| The task |
Look below for the line with "Serialize everything readable". Extract that line and each one after it through the last, word for word.

| Recorded information |
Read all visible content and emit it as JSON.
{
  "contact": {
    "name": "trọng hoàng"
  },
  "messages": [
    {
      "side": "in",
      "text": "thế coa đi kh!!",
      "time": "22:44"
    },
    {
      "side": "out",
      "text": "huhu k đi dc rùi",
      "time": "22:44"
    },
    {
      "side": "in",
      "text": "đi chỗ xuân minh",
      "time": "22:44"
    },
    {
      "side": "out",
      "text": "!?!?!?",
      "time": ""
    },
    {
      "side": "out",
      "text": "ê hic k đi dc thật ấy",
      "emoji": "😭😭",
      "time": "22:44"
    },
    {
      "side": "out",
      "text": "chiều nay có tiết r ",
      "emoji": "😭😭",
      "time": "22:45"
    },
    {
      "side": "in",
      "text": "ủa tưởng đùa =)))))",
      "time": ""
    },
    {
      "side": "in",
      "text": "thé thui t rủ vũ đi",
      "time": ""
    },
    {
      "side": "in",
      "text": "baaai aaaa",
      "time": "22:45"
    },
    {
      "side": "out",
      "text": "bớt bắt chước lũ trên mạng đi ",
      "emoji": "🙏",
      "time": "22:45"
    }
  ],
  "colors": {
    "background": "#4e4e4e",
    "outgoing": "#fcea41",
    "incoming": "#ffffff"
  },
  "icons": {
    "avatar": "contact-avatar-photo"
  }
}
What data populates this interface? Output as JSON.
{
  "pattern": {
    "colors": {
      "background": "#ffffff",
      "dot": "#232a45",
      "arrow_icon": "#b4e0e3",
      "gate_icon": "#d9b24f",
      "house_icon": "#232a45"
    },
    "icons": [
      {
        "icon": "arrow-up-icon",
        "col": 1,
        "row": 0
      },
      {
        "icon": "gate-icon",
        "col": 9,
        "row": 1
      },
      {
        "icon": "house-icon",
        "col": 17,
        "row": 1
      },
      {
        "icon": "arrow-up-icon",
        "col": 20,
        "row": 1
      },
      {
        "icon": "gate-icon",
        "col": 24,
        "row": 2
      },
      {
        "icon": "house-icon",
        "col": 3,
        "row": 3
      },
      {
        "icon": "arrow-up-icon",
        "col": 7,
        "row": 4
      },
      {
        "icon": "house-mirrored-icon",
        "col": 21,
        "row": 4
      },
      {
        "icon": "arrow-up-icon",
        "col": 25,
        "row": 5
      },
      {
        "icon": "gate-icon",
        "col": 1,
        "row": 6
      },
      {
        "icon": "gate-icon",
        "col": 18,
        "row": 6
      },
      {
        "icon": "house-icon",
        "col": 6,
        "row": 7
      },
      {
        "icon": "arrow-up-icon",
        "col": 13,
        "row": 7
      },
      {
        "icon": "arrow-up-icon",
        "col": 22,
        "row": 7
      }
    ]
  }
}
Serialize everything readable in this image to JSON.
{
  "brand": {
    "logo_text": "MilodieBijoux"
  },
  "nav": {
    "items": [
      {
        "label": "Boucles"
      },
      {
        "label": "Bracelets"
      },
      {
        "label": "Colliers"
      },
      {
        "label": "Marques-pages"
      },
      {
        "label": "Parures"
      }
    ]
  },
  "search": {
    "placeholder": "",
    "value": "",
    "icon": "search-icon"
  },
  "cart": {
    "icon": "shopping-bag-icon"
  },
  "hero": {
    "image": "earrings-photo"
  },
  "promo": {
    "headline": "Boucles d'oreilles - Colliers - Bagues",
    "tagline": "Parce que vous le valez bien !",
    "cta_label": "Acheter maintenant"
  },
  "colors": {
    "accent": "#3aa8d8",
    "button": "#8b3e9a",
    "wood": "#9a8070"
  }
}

| The answer |
Serialize everything readable in this image to JSON.
{
  "brand": {
    "logo_text": "MilodieBijoux"
  },
  "nav": {
    "items": [
      {
        "label": "Boucles"
      },
      {
        "label": "Bracelets"
      },
      {
        "label": "Colliers"
      },
      {
        "label": "Marques-pages"
      },
      {
        "label": "Parures"
      }
    ]
  },
  "search": {
    "placeholder": "",
    "value": "",
    "icon": "search-icon"
  },
  "cart": {
    "icon": "shopping-bag-icon"
  },
  "hero": {
    "image": "earrings-photo"
  },
  "promo": {
    "headline": "Boucles d'oreilles - Colliers - Bagues",
    "tagline": "Parce que vous le valez bien !",
    "cta_label": "Acheter maintenant"
  },
  "colors": {
    "accent": "#3aa8d8",
    "button": "#8b3e9a",
    "wood": "#9a8070"
  }
}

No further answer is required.